**Passage to read:**
# # # #


-The US will request Russia’s removal from the UN human rights council. During a visit to Romania, Linda Thomas-Greenfield, the US ambassador to the United Nations, called for the international body to suspend Russia.

-Russia is ramping up its campaign against eastern Ukraine, with probable plans to “deploy tens of thousands of soldiers” to that region, the White House said on Monday, as it works will allies to unload fresh sanctions against Moscow. Speaking to reporters, White House national security adviser Jake Sullivan also said that images emerging from Bucha, a town recently recaptured by Ukrainian troops as Russian forces regroup, were tragic and shocking.

-Russia has backed a new, self-proclaimed mayor of Mariupol, who is collaborating with Russian forces, Reuters reported.

-The US treasury department imposed sanctions today on a Russia-based darknet market and a cryptocurrency exchange, reports Reuters.

-Russia’s latest sovereign bond coupon payments have been stopped, a source familiar with the matter and a spokeswoman for the US Treasury told Reuters, putting it closer to a historic default. The latest sovereign bond coupon payments have not received authorisation by the US Treasury to be processed by correspondent bank JPMorgan, the source said.

-Cyber hacking group Anonymous has claimed to have leaked the personal data of 120,000 Russian soldiers fighting in Ukraine. “Personal data of 120,000 Russian soldiers fighting in Ukraine was leaked,” the group said in a statement on Twitter on Monday.

-Denmark and Sweden have decided to expel a combined total of 48 Russian diplomats, becoming the latest EU countries to resort to the measure in the ongoing diplomatic crisis amid Moscow’s offensive in Ukraine.  Foreign ministers from the three countries informed the Russian ambassadors of their decisions on Tuesday.

# # # #

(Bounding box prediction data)
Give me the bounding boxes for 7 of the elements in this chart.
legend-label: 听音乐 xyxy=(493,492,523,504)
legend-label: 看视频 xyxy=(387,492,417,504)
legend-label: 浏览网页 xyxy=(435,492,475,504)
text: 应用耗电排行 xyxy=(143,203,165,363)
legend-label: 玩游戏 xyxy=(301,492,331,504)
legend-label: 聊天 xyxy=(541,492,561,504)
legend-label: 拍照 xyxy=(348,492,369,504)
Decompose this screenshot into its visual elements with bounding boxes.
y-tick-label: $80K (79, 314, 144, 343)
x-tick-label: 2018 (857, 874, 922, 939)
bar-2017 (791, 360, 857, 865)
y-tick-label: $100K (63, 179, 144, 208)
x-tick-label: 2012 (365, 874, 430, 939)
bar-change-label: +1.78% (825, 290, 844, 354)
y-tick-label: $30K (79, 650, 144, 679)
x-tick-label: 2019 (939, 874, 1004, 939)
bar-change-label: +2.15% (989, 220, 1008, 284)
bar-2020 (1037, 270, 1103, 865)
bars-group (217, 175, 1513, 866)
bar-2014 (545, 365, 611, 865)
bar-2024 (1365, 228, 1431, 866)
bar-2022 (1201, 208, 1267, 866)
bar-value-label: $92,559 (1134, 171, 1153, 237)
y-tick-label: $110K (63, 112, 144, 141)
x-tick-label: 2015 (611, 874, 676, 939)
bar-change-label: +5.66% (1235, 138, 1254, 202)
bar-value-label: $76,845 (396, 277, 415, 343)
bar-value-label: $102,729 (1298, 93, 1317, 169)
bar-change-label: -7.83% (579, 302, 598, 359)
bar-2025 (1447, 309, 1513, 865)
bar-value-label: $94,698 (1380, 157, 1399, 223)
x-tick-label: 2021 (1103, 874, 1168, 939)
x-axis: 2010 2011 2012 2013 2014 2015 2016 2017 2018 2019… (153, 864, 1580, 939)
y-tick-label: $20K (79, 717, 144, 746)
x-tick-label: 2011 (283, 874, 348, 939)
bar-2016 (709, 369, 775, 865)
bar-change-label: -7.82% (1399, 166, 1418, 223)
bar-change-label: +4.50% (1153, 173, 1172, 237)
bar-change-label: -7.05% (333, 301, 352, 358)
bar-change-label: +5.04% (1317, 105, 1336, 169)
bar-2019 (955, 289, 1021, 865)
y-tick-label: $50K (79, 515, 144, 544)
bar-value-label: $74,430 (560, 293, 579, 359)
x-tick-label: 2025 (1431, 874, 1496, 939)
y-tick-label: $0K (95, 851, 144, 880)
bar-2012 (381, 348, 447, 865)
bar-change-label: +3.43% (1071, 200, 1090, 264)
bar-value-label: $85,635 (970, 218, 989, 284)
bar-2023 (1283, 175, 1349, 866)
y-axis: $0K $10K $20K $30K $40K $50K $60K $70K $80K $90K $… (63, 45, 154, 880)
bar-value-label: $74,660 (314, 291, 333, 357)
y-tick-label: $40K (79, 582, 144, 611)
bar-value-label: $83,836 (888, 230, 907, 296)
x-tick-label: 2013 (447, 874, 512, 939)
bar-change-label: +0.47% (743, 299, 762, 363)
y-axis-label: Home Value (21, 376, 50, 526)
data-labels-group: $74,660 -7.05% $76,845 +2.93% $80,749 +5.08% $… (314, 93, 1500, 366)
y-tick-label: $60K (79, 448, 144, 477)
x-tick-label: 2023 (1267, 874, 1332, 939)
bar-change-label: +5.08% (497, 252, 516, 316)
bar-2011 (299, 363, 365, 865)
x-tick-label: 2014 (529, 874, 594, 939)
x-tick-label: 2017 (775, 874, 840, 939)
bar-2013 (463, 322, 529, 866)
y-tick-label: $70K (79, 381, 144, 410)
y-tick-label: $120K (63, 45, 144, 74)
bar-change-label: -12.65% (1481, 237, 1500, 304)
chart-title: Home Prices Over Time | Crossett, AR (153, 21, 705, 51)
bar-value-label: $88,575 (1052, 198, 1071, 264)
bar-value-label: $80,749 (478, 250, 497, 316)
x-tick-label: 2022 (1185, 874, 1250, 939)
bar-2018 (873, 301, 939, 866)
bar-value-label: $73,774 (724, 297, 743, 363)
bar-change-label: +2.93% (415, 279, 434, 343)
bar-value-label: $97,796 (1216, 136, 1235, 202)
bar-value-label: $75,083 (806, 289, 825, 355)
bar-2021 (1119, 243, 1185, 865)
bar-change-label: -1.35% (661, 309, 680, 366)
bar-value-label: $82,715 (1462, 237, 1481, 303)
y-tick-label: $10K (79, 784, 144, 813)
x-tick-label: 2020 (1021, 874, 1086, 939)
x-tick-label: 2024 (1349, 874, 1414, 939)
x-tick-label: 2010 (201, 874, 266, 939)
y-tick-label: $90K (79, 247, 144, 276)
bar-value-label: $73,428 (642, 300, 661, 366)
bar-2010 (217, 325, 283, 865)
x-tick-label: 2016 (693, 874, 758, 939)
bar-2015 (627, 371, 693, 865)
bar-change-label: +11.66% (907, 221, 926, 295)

# # # #

**Problems to solve:**
1/ Quote the news briefing from "-Russia has backed" up to and including "the source said.".
2/ According to the news briefing, what did the US treasury department impose sanctions on?
3/ Proceed with the news briefing on Russia and Ukraine from the point where it stops.

**Responses to the tasks:**
1/
-Russia has backed a new, self-proclaimed mayor of Mariupol, who is collaborating with Russian forces, Reuters reported.

-The US treasury department imposed sanctions today on a Russia-based darknet market and a cryptocurrency exchange, reports Reuters.

-Russia’s latest sovereign bond coupon payments have been stopped, a source familiar with the matter and a spokeswoman for the US Treasury told Reuters, putting it closer to a historic default. The latest sovereign bond coupon payments have not received authorisation by the US Treasury to be processed by correspondent bank JPMorgan, the source said.

2/ A Russia-based darknet market and a cryptocurrency exchange.

3/
-Italy has expelled 30 Russian diplomats because of security concerns, foreign minister Luigi Di Maio said this morning, according to comments sent to Reuters by a spokesperson.

-Greece has announced it is joining the growing list of European countries who have expelled Russian diplomats. The Greek foreign ministry’s general secretary has informed the Russian ambassador that 12 diplomats have been declared “personae non-gratae” because the host nations says were not acting in accordance with international rules.

-Activity in China's services industry contracted sharply in March, adding to the evidence that the current COVID outbreaks and the zero-COVID-policy-based-lockdowns to control them are dealing a devastating blow to the world's second-largest economy. While (reported) deaths remain negligible, China's new wave of COVID cases has hit a new record high today as CCP reports 20,472 new daily Covid cases for Tuesday, driven by surging infections in Shanghai where local officials are building the world's largest makeshift isolation facility to help contain the outbreak there.

-Various health problems reported by people after receiving one of the COVID-19 vaccine shots are more likely caused by the vaccines than being merely coincidental, according to an analysis of data from the Vaccine Adverse Event Reporting System (VAERS). VAERS has been flooded with more than a million reports of various health problems and more than 21,000 death reports since the introduction of the vaccines in late 2020. Some experts and public officials have downplayed the significance of the reports, noting that just because a health problem occurs after getting the shot, it doesn’t mean it was caused by it. A deeper analysis of the data, however, indicates that many of the adverse effects are more than just a coincidence, according to Jessica Rose, a computational biologist who’s been studying the data for at least nine months. “The safety signals being thrown off in VAERS now are off the charts across the board,” she told The Epoch Times.

-Inflation will cost the average US household an extra $5,200, Bloomberg economists said. About $2,200 of that inflation tax will come from pricier food and energy, they added.